__Input data__:

..........

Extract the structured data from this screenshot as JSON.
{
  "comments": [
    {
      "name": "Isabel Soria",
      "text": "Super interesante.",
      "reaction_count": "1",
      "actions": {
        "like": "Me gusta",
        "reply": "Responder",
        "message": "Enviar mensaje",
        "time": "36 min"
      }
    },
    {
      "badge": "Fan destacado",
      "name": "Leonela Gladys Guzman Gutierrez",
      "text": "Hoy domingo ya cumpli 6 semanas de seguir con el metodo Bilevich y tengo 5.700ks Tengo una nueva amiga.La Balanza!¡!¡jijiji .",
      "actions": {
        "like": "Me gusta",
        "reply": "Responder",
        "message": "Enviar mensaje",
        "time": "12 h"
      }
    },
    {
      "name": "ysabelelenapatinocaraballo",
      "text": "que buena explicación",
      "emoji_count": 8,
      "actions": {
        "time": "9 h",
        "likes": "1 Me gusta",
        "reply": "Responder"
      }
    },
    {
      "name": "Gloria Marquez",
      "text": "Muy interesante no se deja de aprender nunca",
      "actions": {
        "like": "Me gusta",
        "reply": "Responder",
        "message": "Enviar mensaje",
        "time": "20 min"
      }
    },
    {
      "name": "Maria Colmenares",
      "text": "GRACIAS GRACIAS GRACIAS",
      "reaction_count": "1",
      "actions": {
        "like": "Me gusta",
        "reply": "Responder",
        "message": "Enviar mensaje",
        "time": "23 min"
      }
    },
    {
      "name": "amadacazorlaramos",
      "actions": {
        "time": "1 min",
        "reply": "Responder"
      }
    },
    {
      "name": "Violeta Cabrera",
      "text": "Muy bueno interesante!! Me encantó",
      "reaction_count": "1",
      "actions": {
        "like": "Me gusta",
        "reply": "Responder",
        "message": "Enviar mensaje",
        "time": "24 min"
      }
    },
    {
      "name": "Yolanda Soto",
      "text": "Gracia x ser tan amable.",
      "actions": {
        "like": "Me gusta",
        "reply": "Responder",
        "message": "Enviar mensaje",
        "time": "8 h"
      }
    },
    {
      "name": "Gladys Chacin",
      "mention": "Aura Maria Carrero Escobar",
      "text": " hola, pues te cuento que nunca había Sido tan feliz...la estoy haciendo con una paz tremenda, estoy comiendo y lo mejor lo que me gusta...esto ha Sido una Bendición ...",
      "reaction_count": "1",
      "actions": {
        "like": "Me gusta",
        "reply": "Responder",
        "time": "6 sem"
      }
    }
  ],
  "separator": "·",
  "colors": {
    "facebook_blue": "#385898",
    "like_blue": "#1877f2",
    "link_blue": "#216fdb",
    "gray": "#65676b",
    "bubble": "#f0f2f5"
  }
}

..........

__Set exercise__:
Scan the entries above and work out how many lines include the word "nunca"; the reply is that number alone.

__Answer__:
2